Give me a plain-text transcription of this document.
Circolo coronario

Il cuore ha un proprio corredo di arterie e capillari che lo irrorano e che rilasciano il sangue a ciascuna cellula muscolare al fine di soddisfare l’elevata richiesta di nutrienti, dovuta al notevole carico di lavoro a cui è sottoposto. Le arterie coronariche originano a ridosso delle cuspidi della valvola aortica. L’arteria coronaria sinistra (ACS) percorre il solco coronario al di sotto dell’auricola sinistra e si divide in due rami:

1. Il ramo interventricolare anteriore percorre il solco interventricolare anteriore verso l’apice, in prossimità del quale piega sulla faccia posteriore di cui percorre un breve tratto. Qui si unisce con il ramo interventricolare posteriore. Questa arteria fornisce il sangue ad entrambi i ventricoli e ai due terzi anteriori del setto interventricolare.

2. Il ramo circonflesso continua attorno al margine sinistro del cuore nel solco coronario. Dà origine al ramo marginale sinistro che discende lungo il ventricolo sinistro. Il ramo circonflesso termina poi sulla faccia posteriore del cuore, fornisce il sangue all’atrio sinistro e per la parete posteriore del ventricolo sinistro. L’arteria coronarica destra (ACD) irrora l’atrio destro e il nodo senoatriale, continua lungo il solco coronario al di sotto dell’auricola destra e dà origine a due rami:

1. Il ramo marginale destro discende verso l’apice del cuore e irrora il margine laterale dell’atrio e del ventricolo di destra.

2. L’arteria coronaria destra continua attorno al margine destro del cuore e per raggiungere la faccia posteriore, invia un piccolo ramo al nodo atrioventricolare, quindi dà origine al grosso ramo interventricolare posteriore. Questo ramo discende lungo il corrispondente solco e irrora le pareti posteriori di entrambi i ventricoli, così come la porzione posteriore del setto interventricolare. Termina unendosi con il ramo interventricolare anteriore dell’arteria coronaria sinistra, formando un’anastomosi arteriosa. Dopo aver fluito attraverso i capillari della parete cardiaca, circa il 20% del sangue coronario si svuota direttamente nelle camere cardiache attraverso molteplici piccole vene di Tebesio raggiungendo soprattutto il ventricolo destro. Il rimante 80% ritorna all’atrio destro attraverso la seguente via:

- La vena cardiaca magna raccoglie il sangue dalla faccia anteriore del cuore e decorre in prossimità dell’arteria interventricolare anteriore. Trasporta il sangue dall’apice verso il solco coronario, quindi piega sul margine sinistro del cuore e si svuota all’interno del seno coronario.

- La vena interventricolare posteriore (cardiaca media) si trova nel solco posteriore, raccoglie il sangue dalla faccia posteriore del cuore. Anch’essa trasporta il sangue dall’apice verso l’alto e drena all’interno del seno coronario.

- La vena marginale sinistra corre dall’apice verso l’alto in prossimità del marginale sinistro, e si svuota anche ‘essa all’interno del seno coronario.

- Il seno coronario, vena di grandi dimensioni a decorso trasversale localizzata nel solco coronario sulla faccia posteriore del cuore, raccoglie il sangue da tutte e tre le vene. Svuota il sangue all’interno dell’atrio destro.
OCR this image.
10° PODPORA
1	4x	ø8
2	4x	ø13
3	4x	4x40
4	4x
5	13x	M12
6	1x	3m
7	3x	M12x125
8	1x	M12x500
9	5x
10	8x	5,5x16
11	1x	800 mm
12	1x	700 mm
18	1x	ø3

########################################

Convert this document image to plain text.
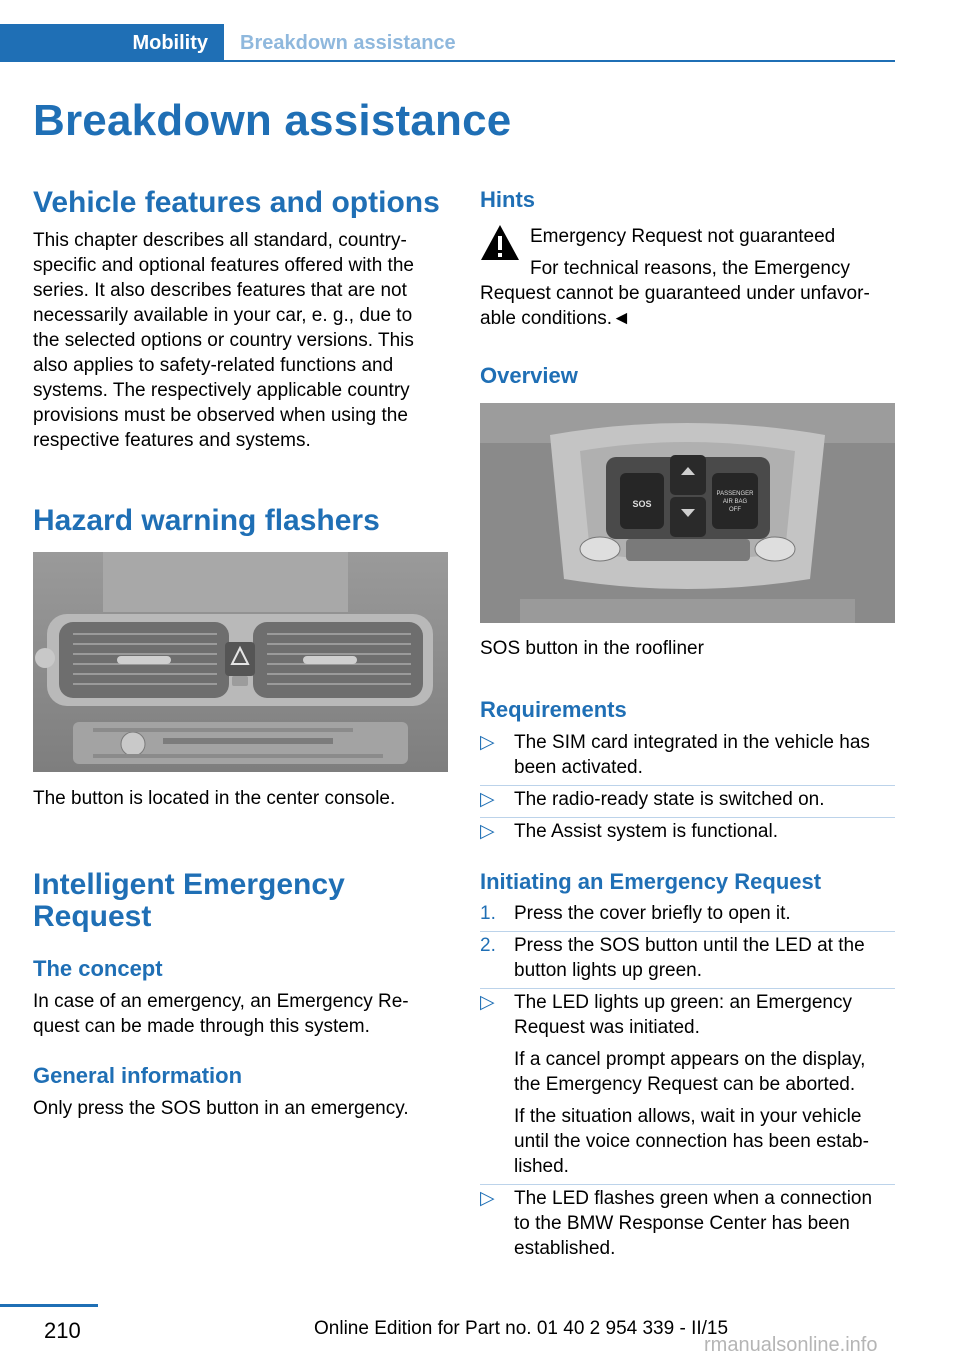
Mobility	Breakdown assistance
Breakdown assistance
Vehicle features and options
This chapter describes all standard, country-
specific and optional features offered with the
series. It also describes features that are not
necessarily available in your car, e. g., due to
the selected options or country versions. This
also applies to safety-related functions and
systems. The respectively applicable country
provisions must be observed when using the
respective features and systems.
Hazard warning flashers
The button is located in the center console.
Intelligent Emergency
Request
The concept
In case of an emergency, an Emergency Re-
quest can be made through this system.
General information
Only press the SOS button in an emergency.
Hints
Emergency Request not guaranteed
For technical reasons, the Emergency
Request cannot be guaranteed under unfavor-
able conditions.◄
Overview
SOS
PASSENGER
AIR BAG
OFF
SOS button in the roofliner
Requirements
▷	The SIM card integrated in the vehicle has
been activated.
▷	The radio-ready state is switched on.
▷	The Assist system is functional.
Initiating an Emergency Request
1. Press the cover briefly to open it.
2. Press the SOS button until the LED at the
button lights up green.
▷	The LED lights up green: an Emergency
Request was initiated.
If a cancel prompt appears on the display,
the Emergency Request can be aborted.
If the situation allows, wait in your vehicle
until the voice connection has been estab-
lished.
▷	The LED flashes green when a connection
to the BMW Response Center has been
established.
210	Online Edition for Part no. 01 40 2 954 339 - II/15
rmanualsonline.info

########################################

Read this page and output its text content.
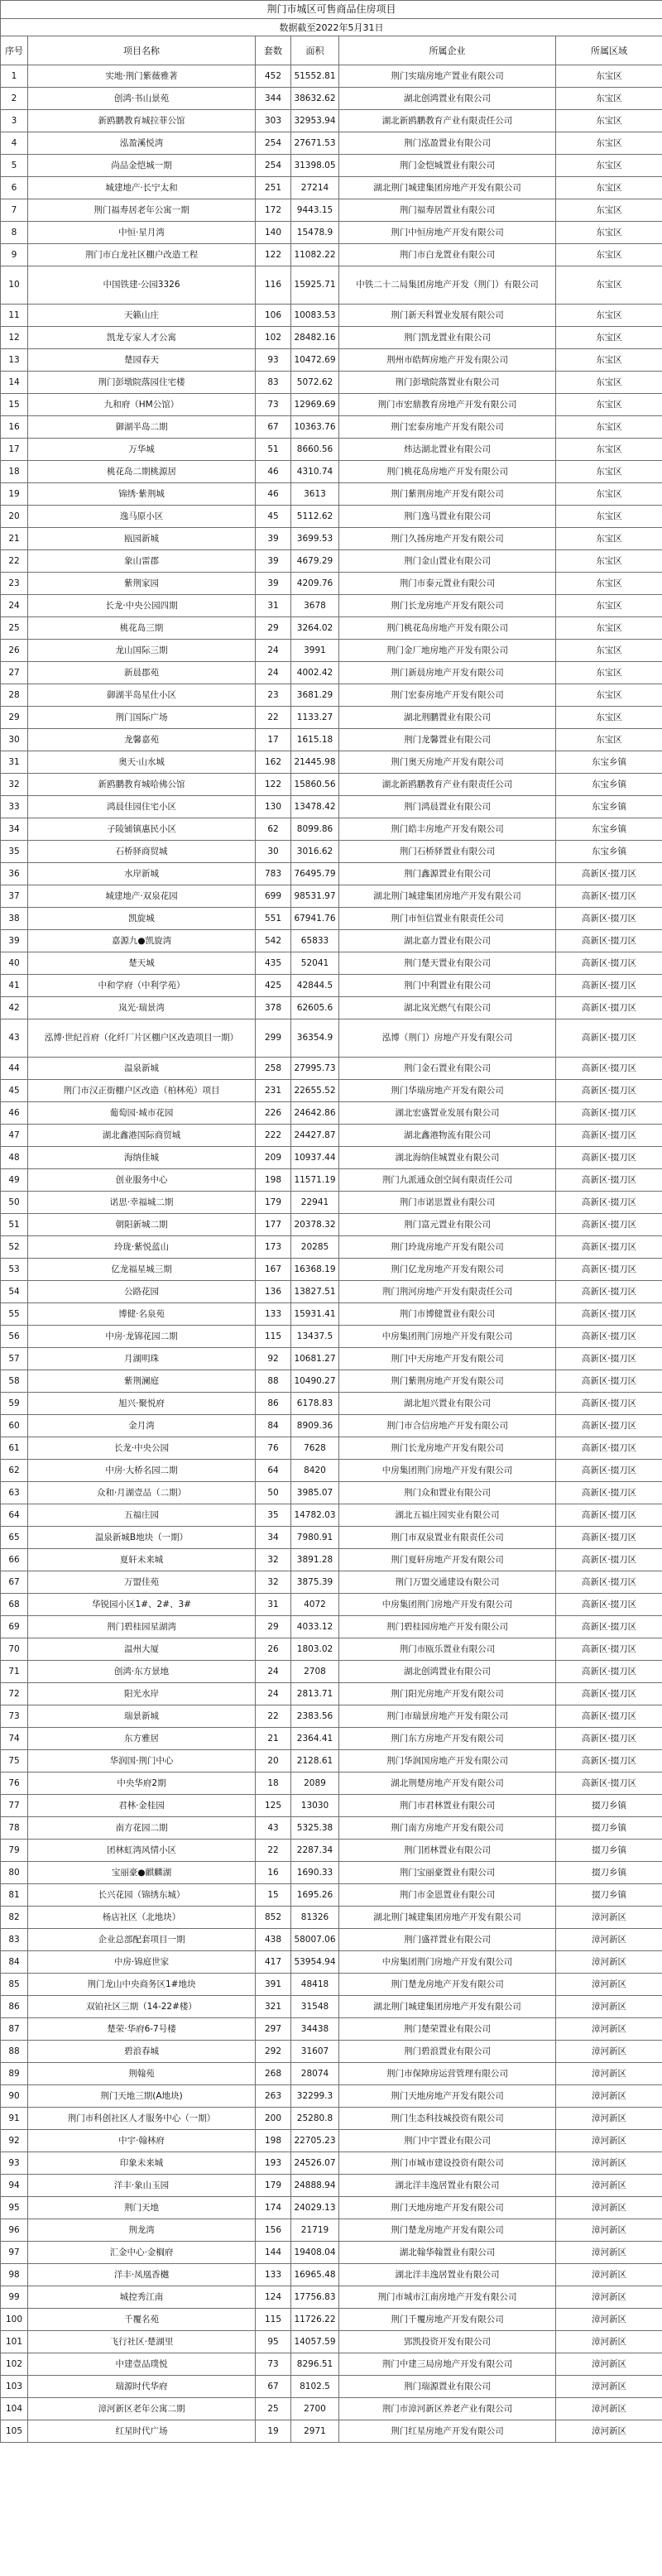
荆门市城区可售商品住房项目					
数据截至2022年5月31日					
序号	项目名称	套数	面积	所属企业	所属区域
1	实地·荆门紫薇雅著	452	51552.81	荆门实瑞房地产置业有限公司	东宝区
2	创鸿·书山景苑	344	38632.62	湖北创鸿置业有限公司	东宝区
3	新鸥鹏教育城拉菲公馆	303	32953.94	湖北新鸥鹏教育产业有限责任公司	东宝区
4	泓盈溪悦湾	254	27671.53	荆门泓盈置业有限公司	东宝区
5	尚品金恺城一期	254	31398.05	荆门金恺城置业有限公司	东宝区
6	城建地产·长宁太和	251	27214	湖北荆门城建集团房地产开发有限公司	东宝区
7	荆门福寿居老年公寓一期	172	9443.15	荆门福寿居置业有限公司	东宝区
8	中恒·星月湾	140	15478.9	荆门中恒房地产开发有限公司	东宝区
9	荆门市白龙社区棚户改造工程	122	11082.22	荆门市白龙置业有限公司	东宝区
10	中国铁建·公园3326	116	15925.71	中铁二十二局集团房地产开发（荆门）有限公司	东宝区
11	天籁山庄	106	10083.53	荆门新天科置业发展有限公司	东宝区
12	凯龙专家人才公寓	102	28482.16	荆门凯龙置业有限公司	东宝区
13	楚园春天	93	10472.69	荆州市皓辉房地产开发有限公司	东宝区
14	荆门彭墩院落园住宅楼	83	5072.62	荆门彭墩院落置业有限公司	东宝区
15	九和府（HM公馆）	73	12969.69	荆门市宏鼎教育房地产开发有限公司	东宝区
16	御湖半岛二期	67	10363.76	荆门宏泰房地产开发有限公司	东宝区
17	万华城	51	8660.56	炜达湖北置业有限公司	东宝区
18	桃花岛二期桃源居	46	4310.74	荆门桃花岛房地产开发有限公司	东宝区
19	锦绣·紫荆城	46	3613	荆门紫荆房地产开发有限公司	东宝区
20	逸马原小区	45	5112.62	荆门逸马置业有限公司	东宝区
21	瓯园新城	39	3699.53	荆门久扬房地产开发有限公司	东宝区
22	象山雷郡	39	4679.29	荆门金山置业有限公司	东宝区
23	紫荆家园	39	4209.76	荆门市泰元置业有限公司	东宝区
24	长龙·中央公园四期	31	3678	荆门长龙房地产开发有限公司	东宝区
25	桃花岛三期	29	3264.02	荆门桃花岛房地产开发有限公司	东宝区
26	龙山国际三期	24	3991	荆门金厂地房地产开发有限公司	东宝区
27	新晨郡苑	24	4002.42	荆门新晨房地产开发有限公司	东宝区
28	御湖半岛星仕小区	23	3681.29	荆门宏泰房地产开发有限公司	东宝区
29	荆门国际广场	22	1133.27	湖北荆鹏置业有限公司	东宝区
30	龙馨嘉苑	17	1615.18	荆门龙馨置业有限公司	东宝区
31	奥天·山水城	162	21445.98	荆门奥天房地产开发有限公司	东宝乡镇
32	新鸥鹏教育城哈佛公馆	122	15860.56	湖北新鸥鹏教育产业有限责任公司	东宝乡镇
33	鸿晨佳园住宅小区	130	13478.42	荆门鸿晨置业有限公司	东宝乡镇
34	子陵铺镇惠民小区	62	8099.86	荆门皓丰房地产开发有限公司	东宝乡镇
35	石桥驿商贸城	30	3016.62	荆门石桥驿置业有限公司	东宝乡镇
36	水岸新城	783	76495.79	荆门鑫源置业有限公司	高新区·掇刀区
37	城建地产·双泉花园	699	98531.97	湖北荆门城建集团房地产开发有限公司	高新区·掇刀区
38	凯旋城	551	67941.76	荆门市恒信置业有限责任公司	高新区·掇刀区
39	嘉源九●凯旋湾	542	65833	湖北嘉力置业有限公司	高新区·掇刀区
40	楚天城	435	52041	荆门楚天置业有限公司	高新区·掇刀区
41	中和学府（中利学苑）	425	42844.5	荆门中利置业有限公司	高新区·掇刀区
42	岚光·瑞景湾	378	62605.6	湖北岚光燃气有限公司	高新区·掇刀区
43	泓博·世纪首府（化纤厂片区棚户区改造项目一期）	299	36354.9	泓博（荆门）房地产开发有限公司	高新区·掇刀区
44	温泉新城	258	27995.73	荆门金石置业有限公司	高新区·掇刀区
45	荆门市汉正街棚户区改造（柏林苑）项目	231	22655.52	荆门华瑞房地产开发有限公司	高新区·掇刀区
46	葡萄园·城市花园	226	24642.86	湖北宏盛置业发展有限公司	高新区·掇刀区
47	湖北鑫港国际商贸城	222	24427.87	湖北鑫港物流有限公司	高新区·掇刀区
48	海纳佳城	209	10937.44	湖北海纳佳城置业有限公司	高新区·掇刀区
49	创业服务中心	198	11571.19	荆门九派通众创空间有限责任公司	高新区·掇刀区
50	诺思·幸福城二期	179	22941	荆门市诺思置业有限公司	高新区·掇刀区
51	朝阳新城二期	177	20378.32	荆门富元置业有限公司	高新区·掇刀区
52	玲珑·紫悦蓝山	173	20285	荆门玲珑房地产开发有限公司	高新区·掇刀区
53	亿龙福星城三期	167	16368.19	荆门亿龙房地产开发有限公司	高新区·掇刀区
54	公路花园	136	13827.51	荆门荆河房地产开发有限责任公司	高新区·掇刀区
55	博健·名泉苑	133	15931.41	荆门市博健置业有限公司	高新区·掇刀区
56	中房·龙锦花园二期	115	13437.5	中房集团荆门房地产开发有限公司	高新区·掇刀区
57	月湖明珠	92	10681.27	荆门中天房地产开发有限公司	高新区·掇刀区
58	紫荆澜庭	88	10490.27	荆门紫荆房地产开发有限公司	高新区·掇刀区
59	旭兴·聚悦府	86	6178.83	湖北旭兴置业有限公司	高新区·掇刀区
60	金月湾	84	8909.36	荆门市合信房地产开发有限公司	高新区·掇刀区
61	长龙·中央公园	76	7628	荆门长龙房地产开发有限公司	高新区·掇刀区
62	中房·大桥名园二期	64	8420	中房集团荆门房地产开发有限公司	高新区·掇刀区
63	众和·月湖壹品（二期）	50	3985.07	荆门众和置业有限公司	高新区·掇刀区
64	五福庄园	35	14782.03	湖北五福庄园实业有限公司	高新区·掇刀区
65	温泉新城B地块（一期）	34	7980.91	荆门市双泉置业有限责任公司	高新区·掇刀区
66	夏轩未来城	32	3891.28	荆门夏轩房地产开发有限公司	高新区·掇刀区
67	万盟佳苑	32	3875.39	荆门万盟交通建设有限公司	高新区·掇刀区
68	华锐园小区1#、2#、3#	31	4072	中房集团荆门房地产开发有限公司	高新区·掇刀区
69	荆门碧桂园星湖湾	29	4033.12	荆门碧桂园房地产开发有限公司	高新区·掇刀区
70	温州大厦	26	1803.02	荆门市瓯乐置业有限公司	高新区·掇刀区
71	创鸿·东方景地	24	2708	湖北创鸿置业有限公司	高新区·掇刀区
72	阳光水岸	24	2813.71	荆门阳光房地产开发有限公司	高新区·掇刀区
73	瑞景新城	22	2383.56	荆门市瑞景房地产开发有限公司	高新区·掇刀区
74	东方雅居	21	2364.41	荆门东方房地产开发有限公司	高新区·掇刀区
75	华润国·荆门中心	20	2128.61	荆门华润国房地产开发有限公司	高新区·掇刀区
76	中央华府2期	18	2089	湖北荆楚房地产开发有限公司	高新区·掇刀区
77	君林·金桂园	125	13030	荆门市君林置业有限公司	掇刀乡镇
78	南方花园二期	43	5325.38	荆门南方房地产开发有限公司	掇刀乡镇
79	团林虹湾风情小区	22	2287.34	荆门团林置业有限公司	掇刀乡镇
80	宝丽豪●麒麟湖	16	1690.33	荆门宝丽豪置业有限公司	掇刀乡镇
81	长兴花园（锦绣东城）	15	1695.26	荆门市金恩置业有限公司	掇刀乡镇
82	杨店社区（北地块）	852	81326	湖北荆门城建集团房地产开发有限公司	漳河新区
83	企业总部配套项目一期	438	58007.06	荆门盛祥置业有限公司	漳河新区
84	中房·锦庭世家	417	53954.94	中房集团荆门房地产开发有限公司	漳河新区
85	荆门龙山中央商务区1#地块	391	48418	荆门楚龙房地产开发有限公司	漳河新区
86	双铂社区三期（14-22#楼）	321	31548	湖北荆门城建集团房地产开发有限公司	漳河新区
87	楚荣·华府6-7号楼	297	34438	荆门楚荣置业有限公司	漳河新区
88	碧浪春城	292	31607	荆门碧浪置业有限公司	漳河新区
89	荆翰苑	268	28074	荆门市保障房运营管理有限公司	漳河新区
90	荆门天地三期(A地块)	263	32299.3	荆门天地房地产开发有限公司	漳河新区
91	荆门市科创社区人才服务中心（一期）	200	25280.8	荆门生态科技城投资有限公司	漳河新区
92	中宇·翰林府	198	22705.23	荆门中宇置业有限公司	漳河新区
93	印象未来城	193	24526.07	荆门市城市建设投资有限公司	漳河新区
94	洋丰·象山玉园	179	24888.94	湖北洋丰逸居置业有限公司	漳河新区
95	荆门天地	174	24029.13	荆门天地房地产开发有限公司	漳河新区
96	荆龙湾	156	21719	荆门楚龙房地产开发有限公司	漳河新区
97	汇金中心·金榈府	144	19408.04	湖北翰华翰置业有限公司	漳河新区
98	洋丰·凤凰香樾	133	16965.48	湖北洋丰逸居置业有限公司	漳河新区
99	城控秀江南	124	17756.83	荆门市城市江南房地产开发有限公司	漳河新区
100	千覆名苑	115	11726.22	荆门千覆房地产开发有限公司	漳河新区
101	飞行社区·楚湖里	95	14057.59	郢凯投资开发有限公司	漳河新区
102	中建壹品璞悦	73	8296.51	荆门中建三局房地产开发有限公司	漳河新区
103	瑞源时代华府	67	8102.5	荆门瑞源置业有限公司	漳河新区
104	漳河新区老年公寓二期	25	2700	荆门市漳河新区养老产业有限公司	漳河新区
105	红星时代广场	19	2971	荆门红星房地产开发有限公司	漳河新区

########################################

▶ _GOAL_
Report how many lines in the entries hold the string "中房集团荆门房地产开发有限公司". Nothing but the number is wanted.

▶ _RESULT FOR THIS TASK_
4